* Opdracht
Pik uit de records hieronder elke regel die de tekenreeks "holes" bevat, en neem die regels letterlijk over.

* Records uit een gegevensbron
+ + + + +

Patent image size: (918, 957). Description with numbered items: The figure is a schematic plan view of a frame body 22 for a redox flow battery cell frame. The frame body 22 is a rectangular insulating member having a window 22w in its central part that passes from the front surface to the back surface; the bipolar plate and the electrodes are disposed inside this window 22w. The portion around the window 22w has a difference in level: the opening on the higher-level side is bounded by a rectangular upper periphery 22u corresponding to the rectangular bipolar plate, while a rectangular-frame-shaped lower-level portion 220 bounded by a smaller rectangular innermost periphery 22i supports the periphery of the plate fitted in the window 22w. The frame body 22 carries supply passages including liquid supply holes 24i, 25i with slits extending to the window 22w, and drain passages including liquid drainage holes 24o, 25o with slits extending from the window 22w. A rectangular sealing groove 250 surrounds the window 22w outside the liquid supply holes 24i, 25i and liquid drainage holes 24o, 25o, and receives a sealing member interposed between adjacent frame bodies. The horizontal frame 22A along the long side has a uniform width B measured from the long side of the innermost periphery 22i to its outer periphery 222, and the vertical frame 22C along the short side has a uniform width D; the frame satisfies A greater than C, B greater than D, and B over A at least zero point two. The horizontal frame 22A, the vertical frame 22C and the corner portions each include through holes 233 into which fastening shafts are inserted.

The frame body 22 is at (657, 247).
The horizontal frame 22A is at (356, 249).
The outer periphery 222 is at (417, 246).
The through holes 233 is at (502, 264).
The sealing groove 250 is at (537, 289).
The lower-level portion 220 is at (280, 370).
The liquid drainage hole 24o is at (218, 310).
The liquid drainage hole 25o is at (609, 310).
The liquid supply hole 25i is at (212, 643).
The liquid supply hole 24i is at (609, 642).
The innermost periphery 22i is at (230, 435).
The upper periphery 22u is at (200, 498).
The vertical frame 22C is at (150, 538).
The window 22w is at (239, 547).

+ + + + +

* Oplossing
Patent image size: (918, 957). Description with numbered items: The figure is a schematic plan view of a frame body 22 for a redox flow battery cell frame. The frame body 22 is a rectangular insulating member having a window 22w in its central part that passes from the front surface to the back surface; the bipolar plate and the electrodes are disposed inside this window 22w. The portion around the window 22w has a difference in level: the opening on the higher-level side is bounded by a rectangular upper periphery 22u corresponding to the rectangular bipolar plate, while a rectangular-frame-shaped lower-level portion 220 bounded by a smaller rectangular innermost periphery 22i supports the periphery of the plate fitted in the window 22w. The frame body 22 carries supply passages including liquid supply holes 24i, 25i with slits extending to the window 22w, and drain passages including liquid drainage holes 24o, 25o with slits extending from the window 22w. A rectangular sealing groove 250 surrounds the window 22w outside the liquid supply holes 24i, 25i and liquid drainage holes 24o, 25o, and receives a sealing member interposed between adjacent frame bodies. The horizontal frame 22A along the long side has a uniform width B measured from the long side of the innermost periphery 22i to its outer periphery 222, and the vertical frame 22C along the short side has a uniform width D; the frame satisfies A greater than C, B greater than D, and B over A at least zero point two. The horizontal frame 22A, the vertical frame 22C and the corner portions each include through holes 233 into which fastening shafts are inserted.
The through holes 233 is at (502, 264).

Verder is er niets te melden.